- _What this task involves_
Working from the line that contains "Decode this chart: output" to the final line, transcribe each line exactly. No pictures belong in the copy.
* start Record set *
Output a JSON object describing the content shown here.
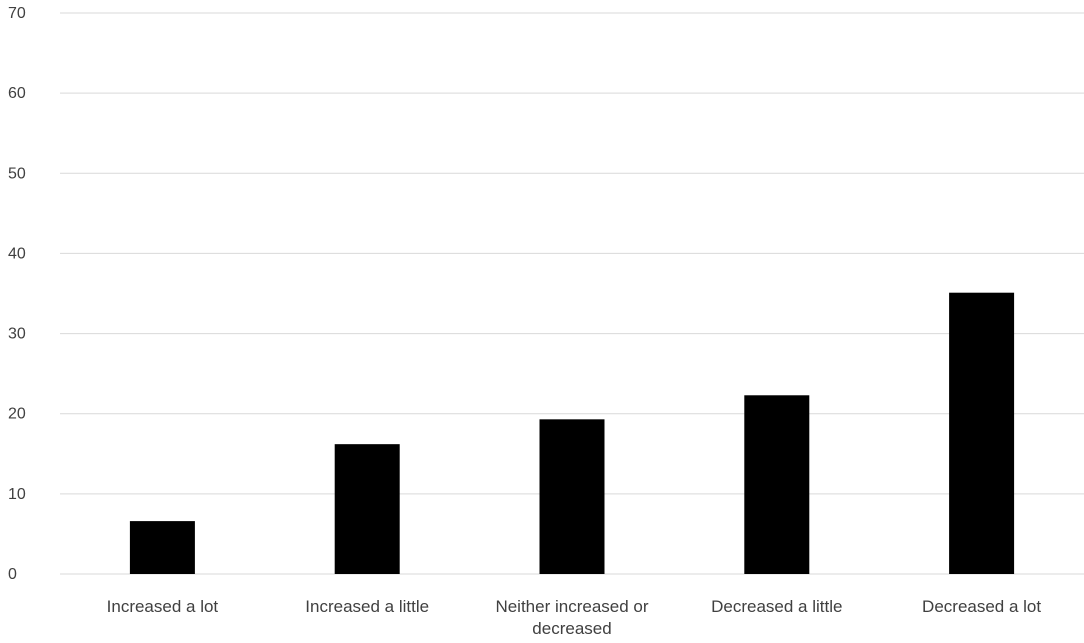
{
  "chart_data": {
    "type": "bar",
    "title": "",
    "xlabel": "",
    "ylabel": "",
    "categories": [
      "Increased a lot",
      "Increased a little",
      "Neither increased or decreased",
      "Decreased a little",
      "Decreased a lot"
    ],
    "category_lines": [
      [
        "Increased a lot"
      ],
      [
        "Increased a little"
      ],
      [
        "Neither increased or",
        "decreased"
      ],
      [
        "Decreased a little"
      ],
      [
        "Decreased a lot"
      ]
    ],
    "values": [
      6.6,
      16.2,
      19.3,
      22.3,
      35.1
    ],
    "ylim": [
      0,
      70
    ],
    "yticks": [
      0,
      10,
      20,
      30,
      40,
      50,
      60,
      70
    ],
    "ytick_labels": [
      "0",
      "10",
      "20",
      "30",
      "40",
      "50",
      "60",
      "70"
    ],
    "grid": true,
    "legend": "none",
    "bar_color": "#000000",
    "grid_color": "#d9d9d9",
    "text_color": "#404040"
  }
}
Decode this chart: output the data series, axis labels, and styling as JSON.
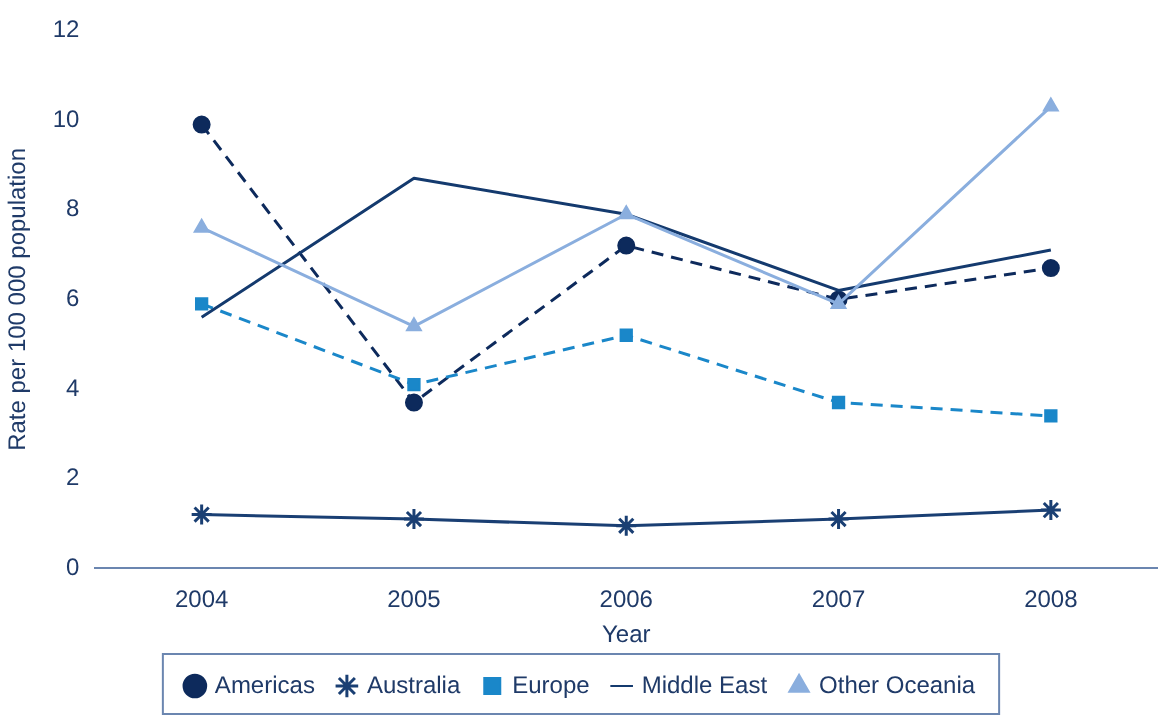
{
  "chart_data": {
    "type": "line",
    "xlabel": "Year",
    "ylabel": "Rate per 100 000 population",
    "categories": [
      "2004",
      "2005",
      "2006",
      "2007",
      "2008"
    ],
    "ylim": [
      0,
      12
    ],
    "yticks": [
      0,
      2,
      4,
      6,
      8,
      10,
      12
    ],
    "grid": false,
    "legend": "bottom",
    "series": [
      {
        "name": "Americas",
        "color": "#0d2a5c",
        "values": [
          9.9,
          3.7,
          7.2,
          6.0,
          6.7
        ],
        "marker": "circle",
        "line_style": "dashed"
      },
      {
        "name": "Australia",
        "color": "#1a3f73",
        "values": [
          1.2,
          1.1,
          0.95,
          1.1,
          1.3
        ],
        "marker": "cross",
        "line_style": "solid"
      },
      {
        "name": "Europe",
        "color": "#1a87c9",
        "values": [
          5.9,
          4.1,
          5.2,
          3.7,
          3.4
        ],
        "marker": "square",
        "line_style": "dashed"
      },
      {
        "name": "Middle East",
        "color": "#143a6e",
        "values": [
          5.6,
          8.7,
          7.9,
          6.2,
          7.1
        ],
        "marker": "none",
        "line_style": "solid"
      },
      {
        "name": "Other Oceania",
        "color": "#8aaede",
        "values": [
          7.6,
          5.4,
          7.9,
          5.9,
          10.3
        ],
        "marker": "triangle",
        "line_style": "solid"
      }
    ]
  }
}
* end Record set *
- _Written answer_
Decode this chart: output the data series, axis labels, and styling as JSON.
{
  "chart_data": {
    "type": "line",
    "xlabel": "Year",
    "ylabel": "Rate per 100 000 population",
    "categories": [
      "2004",
      "2005",
      "2006",
      "2007",
      "2008"
    ],
    "ylim": [
      0,
      12
    ],
    "yticks": [
      0,
      2,
      4,
      6,
      8,
      10,
      12
    ],
    "grid": false,
    "legend": "bottom",
    "series": [
      {
        "name": "Americas",
        "color": "#0d2a5c",
        "values": [
          9.9,
          3.7,
          7.2,
          6.0,
          6.7
        ],
        "marker": "circle",
        "line_style": "dashed"
      },
      {
        "name": "Australia",
        "color": "#1a3f73",
        "values": [
          1.2,
          1.1,
          0.95,
          1.1,
          1.3
        ],
        "marker": "cross",
        "line_style": "solid"
      },
      {
        "name": "Europe",
        "color": "#1a87c9",
        "values": [
          5.9,
          4.1,
          5.2,
          3.7,
          3.4
        ],
        "marker": "square",
        "line_style": "dashed"
      },
      {
        "name": "Middle East",
        "color": "#143a6e",
        "values": [
          5.6,
          8.7,
          7.9,
          6.2,
          7.1
        ],
        "marker": "none",
        "line_style": "solid"
      },
      {
        "name": "Other Oceania",
        "color": "#8aaede",
        "values": [
          7.6,
          5.4,
          7.9,
          5.9,
          10.3
        ],
        "marker": "triangle",
        "line_style": "solid"
      }
    ]
  }
}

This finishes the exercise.